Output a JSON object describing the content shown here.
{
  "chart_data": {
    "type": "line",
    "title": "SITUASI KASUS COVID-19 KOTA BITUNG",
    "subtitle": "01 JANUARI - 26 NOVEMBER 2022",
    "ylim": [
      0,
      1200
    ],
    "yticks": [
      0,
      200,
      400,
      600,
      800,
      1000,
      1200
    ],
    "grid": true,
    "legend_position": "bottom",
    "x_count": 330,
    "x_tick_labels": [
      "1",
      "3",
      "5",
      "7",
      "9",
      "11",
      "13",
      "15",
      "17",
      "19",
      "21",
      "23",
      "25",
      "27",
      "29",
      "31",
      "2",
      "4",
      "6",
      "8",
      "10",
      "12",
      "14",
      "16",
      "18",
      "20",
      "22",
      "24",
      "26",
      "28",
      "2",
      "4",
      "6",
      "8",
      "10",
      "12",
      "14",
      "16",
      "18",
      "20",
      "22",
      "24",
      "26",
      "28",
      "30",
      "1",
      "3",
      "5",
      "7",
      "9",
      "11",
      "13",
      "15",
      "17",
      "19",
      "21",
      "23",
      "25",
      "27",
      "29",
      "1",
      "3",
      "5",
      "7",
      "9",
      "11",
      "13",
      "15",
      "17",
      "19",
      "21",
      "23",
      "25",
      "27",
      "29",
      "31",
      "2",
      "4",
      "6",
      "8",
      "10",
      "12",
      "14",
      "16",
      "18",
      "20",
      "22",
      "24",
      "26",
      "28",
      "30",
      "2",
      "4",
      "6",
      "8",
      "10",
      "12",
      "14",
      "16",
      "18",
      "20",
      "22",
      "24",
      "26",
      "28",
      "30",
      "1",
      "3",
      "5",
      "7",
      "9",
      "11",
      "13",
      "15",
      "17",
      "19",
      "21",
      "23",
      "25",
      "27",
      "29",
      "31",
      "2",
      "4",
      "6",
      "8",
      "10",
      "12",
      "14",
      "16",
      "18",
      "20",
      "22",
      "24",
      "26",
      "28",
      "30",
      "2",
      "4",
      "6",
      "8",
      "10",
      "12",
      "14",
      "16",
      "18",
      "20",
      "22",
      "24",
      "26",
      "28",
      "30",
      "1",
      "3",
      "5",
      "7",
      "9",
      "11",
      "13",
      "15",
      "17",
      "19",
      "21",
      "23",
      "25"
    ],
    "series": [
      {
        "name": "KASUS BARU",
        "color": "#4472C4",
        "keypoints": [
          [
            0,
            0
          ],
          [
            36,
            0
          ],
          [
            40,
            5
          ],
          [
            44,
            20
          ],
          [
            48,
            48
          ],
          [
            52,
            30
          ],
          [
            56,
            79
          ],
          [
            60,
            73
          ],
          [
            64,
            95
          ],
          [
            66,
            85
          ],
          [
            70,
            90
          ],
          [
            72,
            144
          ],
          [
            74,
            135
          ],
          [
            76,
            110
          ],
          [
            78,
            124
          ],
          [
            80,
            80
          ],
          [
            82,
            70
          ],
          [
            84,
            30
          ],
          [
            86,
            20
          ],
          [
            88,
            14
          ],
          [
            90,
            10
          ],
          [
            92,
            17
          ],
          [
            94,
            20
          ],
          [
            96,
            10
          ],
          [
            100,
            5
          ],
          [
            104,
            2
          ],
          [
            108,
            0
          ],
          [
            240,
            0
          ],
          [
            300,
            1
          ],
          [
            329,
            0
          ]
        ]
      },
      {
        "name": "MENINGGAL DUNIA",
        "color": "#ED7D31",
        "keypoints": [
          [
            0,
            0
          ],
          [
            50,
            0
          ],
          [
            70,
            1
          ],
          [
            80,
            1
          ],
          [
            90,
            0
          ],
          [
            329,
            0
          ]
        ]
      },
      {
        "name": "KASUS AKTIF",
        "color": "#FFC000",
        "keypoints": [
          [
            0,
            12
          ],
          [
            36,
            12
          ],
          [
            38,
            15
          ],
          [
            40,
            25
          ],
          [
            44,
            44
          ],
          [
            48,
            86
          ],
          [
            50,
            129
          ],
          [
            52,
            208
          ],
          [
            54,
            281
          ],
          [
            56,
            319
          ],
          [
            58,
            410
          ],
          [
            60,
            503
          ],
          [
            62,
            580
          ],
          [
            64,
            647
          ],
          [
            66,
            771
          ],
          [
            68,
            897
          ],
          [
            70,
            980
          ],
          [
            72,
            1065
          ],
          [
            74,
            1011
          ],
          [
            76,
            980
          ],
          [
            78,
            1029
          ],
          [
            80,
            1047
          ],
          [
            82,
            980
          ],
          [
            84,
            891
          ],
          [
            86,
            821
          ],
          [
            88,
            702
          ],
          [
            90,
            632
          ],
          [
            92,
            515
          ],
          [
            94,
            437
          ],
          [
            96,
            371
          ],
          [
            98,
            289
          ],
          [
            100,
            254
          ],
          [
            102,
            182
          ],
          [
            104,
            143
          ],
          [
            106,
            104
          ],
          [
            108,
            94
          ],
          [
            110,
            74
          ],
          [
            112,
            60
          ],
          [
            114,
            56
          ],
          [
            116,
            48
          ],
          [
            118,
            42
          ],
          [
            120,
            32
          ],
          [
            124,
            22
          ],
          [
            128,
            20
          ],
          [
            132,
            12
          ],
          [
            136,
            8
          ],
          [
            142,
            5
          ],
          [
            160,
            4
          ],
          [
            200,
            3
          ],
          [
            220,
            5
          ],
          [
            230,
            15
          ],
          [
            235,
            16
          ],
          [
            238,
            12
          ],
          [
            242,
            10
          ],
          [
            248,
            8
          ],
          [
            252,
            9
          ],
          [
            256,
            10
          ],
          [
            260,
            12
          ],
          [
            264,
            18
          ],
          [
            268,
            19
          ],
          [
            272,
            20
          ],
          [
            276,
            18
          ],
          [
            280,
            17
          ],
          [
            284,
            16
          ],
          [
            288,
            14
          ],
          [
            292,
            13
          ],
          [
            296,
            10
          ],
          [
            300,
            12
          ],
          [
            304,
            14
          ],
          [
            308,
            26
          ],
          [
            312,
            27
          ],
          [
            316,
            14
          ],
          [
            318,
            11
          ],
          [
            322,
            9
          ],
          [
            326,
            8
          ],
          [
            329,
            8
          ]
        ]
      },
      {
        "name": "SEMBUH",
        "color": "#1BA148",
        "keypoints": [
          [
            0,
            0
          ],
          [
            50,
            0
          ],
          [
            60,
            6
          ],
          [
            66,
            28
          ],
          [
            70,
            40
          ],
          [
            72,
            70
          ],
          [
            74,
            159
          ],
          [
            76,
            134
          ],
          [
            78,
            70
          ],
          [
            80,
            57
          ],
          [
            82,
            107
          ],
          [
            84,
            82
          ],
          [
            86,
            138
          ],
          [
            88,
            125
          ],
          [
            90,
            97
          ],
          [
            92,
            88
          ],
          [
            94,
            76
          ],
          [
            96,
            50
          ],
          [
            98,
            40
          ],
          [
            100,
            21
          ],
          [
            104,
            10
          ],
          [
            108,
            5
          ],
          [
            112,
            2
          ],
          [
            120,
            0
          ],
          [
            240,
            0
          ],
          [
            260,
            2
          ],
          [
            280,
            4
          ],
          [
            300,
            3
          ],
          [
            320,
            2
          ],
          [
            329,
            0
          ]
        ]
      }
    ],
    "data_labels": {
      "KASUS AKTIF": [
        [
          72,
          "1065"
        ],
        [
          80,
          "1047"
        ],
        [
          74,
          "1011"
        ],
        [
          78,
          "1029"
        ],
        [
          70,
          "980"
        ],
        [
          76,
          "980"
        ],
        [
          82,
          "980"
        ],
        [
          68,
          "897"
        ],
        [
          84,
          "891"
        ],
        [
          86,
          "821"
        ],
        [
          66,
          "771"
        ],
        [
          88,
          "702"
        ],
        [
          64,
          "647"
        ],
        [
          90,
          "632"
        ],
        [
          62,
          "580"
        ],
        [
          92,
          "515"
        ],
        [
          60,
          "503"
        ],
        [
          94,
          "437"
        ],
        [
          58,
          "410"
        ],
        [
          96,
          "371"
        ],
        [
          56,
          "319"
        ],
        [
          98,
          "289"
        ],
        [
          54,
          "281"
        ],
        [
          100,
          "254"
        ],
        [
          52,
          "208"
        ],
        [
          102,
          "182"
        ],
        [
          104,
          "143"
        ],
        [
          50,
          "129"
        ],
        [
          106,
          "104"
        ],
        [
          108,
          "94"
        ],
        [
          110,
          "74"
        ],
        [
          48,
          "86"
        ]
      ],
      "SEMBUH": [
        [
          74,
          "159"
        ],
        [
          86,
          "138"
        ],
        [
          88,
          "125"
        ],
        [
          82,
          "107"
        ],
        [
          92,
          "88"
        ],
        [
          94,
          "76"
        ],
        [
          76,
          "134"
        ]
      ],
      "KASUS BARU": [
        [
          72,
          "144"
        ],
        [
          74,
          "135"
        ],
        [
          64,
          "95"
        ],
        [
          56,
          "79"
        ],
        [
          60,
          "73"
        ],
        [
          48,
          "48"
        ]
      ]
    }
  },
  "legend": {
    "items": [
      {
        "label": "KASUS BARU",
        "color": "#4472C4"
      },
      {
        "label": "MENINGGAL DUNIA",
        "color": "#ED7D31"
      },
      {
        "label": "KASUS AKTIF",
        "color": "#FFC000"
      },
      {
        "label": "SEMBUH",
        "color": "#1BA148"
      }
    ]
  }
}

__________

= What this task involves =
Copy each line from the data above that includes "BARU".

= Complete output =
        "name": "KASUS BARU",
      "KASUS BARU": [
        "label": "KASUS BARU",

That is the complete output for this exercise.